-- Dataset extract --
════
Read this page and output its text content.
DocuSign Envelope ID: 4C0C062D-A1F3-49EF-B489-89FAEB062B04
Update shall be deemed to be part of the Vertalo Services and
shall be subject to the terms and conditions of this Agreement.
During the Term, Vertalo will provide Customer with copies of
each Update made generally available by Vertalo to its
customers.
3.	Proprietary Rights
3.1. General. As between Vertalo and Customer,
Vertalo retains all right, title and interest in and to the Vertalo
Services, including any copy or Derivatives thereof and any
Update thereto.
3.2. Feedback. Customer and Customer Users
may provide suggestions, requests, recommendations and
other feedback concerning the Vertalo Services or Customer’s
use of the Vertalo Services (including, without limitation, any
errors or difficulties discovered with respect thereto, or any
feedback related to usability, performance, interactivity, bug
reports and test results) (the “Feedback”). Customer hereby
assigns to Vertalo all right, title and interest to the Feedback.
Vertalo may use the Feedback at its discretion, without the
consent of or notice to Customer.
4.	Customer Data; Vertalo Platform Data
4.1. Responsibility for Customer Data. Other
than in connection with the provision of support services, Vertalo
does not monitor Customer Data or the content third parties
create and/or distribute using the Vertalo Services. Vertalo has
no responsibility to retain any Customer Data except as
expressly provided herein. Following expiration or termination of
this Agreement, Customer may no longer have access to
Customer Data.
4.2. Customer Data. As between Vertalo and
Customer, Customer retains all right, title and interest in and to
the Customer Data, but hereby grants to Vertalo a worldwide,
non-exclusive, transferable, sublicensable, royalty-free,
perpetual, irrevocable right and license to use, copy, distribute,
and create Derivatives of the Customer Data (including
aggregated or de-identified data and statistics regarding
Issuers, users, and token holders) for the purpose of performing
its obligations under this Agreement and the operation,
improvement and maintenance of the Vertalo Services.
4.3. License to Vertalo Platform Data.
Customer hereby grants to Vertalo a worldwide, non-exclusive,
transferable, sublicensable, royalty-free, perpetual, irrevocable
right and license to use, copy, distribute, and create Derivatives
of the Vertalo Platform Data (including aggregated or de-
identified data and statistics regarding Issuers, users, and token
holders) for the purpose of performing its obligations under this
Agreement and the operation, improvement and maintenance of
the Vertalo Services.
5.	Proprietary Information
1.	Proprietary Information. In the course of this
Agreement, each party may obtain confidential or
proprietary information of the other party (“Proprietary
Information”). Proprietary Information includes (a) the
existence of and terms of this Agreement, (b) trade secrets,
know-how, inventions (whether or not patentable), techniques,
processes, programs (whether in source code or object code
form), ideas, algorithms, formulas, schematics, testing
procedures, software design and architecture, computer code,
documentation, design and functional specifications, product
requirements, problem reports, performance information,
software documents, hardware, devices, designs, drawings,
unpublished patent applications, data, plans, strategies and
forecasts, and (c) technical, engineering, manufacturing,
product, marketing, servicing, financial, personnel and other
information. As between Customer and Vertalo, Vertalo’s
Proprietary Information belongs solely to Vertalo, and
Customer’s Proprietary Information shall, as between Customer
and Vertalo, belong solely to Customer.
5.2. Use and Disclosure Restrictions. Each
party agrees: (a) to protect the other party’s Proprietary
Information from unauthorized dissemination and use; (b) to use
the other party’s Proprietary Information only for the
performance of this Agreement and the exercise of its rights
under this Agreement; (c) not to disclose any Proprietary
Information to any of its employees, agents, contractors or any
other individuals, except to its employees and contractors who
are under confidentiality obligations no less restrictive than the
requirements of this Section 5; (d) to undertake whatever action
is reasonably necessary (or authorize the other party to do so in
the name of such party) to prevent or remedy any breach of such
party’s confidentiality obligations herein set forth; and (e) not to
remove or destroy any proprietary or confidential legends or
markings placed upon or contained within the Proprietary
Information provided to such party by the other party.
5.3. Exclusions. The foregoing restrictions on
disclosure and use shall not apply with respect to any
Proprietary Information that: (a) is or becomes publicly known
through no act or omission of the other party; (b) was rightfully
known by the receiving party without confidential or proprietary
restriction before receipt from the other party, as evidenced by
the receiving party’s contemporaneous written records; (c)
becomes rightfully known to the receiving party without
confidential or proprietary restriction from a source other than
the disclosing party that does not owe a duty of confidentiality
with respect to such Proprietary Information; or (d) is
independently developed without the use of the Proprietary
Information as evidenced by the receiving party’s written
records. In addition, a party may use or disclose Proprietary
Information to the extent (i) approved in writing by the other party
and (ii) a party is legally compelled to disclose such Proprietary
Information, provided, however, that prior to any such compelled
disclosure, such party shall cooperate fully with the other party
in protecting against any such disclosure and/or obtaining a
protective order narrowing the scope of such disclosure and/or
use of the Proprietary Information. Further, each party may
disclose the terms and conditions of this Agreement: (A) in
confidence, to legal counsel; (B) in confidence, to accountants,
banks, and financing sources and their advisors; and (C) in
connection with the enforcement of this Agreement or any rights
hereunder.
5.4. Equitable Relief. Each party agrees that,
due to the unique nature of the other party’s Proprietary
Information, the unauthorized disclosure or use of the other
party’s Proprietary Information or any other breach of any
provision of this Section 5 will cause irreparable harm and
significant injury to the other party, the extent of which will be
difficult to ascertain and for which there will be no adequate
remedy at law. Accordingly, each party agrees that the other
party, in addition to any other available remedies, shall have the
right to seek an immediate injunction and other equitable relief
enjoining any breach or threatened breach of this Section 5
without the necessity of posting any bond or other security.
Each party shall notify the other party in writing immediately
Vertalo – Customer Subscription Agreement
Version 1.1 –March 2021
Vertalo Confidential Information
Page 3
════
-- Stated exercise --
Identify how many lines in the entries above include the string "content", then state that number alone.

-- Answer to this problem --
2